• [EXERCISE GOAL]:
Your task is to copy every line of the entries that contains "JSON".

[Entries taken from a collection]
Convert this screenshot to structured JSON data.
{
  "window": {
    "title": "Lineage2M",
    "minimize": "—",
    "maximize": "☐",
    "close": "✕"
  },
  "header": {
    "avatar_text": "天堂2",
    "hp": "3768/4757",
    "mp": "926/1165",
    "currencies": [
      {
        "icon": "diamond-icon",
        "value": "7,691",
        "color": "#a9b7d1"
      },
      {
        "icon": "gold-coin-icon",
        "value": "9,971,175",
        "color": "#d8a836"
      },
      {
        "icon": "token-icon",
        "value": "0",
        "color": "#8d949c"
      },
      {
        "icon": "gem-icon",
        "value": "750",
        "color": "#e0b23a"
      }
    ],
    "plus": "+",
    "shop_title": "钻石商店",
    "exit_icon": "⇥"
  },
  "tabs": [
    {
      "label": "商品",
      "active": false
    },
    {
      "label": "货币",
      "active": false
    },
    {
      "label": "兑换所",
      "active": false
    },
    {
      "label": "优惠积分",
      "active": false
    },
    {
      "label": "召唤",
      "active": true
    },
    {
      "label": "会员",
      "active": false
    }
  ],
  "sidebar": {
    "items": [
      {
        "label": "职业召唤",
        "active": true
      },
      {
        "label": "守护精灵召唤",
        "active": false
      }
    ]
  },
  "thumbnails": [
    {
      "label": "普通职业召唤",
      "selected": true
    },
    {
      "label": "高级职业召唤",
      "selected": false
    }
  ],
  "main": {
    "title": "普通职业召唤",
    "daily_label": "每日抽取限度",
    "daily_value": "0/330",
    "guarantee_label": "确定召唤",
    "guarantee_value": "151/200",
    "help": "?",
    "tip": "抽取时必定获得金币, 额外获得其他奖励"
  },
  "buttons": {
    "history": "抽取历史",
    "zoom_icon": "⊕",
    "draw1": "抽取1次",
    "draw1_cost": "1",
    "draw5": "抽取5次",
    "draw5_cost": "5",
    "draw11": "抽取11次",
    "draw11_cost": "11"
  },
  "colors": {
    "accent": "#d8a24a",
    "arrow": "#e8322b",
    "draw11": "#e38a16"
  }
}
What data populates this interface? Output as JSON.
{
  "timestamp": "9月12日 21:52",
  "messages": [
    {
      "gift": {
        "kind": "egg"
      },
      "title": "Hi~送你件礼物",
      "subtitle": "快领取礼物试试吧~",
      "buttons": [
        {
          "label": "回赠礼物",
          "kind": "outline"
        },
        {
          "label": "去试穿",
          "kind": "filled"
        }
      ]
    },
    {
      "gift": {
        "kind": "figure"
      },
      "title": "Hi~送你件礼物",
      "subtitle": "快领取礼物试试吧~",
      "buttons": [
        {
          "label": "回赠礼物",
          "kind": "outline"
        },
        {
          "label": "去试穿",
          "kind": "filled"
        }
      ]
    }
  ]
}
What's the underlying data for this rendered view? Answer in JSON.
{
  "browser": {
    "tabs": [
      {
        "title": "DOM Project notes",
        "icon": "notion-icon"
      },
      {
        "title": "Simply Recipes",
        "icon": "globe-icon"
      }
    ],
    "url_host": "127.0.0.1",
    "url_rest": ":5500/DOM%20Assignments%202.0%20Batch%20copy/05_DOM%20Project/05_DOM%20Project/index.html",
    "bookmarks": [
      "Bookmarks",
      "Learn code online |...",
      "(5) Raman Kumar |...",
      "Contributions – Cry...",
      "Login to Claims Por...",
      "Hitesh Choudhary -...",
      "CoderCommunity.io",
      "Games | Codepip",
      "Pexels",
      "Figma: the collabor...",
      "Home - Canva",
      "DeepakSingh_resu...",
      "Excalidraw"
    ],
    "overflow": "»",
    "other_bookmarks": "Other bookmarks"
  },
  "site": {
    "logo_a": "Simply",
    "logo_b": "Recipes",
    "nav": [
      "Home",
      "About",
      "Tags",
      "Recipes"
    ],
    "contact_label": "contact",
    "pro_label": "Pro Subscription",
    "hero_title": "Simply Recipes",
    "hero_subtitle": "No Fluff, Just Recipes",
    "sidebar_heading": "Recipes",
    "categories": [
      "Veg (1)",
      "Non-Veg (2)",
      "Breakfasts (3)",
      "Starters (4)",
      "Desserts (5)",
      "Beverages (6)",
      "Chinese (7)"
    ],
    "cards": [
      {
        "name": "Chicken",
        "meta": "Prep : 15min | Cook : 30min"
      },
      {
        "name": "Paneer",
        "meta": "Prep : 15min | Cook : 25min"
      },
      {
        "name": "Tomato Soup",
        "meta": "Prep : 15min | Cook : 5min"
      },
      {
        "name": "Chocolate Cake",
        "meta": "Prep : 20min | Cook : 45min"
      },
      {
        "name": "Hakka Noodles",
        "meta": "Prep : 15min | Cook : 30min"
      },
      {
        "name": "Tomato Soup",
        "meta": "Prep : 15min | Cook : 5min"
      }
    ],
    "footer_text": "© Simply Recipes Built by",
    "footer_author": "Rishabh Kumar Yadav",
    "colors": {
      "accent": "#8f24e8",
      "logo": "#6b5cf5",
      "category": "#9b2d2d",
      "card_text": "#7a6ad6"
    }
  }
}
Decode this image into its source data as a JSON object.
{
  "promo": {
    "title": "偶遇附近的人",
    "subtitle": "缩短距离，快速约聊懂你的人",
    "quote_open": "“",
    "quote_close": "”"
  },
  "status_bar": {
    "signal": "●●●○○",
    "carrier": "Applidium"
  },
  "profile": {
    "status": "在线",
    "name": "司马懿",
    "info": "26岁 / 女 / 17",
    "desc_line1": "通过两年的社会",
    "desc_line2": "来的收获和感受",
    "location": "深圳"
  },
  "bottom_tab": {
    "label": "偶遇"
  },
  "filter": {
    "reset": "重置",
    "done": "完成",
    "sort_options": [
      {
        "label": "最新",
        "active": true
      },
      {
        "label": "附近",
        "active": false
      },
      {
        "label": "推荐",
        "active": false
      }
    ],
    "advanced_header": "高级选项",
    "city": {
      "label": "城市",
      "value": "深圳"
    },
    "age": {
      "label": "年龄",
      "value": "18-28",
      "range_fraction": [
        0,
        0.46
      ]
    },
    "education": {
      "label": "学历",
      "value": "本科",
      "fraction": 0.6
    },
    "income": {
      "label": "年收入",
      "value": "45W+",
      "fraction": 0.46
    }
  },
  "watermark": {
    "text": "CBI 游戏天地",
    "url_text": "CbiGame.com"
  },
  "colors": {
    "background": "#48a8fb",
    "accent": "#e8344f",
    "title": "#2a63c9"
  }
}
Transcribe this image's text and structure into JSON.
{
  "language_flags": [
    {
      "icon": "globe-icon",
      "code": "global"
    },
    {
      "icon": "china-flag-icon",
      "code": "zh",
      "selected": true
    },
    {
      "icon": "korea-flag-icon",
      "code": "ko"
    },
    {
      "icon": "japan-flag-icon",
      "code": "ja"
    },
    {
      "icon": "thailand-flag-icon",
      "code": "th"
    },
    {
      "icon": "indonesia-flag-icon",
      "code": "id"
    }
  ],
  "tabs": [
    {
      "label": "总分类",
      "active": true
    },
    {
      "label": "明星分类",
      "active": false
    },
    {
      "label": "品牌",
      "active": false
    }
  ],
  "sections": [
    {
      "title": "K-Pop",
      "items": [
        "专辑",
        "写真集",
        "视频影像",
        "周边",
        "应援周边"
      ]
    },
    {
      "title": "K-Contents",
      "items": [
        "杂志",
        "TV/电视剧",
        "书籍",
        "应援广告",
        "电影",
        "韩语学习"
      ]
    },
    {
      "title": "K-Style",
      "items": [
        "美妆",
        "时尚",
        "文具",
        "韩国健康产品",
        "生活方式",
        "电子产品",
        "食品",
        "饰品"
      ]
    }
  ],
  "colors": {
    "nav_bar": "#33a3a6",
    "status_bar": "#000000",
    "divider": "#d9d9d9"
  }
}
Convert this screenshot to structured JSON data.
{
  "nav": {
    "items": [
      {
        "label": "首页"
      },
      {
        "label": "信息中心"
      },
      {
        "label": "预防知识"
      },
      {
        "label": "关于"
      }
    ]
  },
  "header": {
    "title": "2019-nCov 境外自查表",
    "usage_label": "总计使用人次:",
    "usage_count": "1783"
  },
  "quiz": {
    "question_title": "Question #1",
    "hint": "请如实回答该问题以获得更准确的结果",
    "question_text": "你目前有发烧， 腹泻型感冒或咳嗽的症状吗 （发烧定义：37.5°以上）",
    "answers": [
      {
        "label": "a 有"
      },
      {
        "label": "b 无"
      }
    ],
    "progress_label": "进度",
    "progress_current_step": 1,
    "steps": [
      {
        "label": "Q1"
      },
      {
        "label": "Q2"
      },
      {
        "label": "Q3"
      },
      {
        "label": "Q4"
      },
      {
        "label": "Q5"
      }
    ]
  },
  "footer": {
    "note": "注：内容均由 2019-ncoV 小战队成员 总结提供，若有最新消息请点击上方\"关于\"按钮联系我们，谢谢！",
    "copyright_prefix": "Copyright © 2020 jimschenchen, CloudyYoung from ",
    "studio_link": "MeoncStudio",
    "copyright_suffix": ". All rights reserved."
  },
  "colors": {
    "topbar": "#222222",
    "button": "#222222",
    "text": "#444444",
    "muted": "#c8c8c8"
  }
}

• [ANSWER]:
Convert this screenshot to structured JSON data.
What data populates this interface? Output as JSON.
What's the underlying data for this rendered view? Answer in JSON.
Decode this image into its source data as a JSON object.
Transcribe this image's text and structure into JSON.
Convert this screenshot to structured JSON data.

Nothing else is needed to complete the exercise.